▶ [Task instructions]
Write out the line with "What does this" and every later line through the end of the data below, exactly as given, with no pictures in the copy.

▶ [Listed records]
━━━
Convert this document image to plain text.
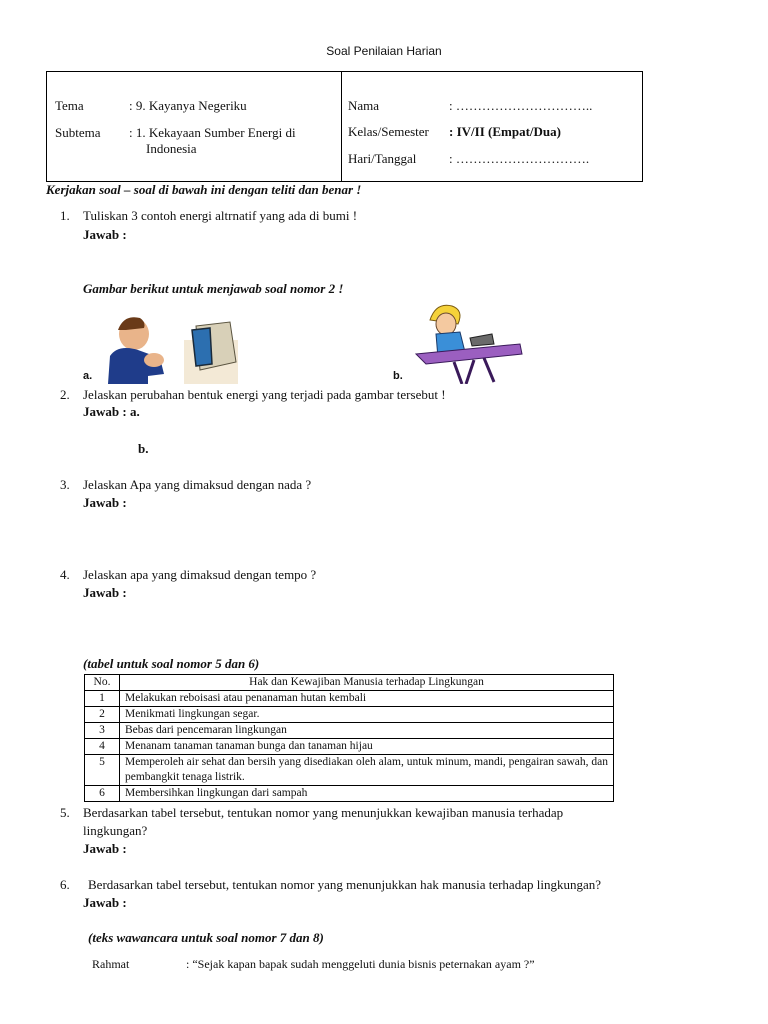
Soal Penilaian Harian
Tema	: 9. Kayanya Negeriku
Subtema : 1. Kekayaan Sumber Energi di
Indonesia
Nama	: …………………………..
Kelas/Semester : IV/II (Empat/Dua)
Hari/Tanggal	: ………………………….
Kerjakan soal – soal di bawah ini dengan teliti dan benar !
1. Tuliskan 3 contoh energi altrnatif yang ada di bumi !
Jawab :
Gambar berikut untuk menjawab soal nomor 2 !
a.	b.
2. Jelaskan perubahan bentuk energi yang terjadi pada gambar tersebut !
Jawab : a.
b.
3. Jelaskan Apa yang dimaksud dengan nada ?
Jawab :
4. Jelaskan apa yang dimaksud dengan tempo ?
Jawab :
(tabel untuk soal nomor 5 dan 6)
No.	Hak dan Kewajiban Manusia terhadap Lingkungan
1	Melakukan reboisasi atau penanaman hutan kembali
2	Menikmati lingkungan segar.
3	Bebas dari pencemaran lingkungan
4	Menanam tanaman tanaman bunga dan tanaman hijau
5	Memperoleh air sehat dan bersih yang disediakan oleh alam, untuk minum, mandi, pengairan sawah, dan pembangkit tenaga listrik.
6	Membersihkan lingkungan dari sampah
5. Berdasarkan tabel tersebut, tentukan nomor yang menunjukkan kewajiban manusia terhadap
lingkungan?
Jawab :
6. Berdasarkan tabel tersebut, tentukan nomor yang menunjukkan hak manusia terhadap lingkungan?
Jawab :
(teks wawancara untuk soal nomor 7 dan 8)
Rahmat	: “Sejak kapan bapak sudah menggeluti dunia bisnis peternakan ayam ?”
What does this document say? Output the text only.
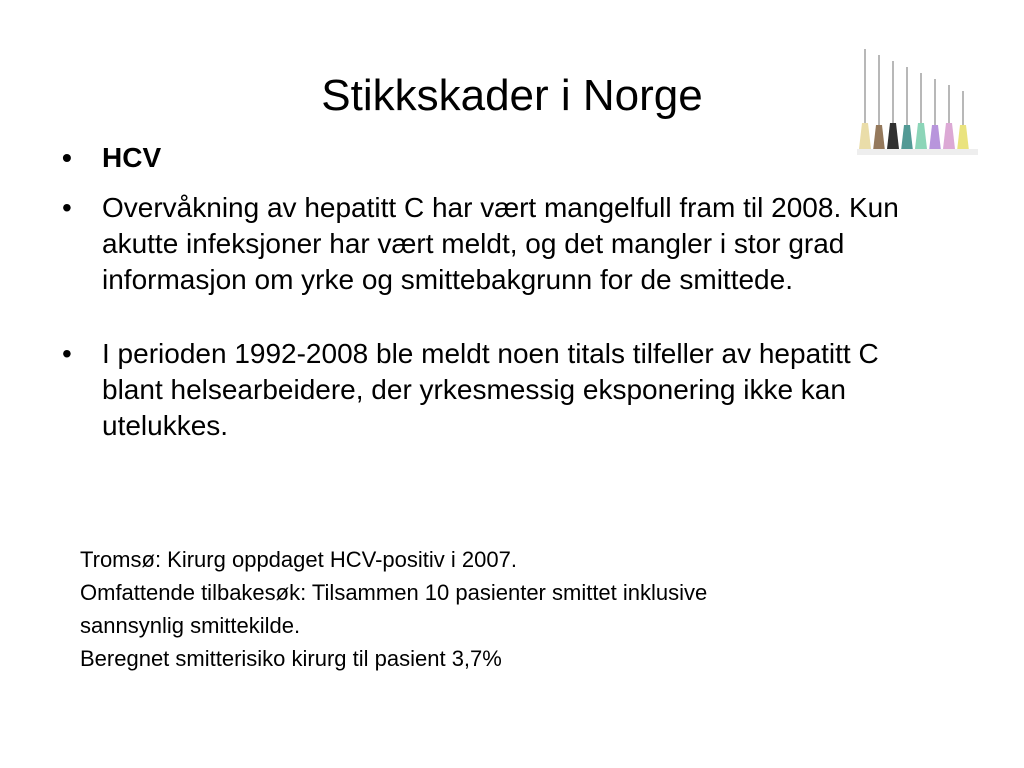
Stikkskader i Norge
•	HCV
•	Overvåkning av hepatitt C har vært mangelfull fram til 2008. Kun akutte infeksjoner har vært meldt, og det mangler i stor grad informasjon om yrke og smittebakgrunn for de smittede.
•	I perioden 1992-2008 ble meldt noen titals tilfeller av hepatitt C blant helsearbeidere, der yrkesmessig eksponering ikke kan utelukkes.
Tromsø: Kirurg oppdaget HCV-positiv i 2007.
Omfattende tilbakesøk: Tilsammen 10 pasienter smittet inklusive
sannsynlig smittekilde.
Beregnet smitterisiko kirurg til pasient 3,7%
━━━
▶ [The output]
What does this document say? Output the text only.
Stikkskader i Norge
•	HCV
•	Overvåkning av hepatitt C har vært mangelfull fram til 2008. Kun akutte infeksjoner har vært meldt, og det mangler i stor grad informasjon om yrke og smittebakgrunn for de smittede.
•	I perioden 1992-2008 ble meldt noen titals tilfeller av hepatitt C blant helsearbeidere, der yrkesmessig eksponering ikke kan utelukkes.
Tromsø: Kirurg oppdaget HCV-positiv i 2007.
Omfattende tilbakesøk: Tilsammen 10 pasienter smittet inklusive
sannsynlig smittekilde.
Beregnet smitterisiko kirurg til pasient 3,7%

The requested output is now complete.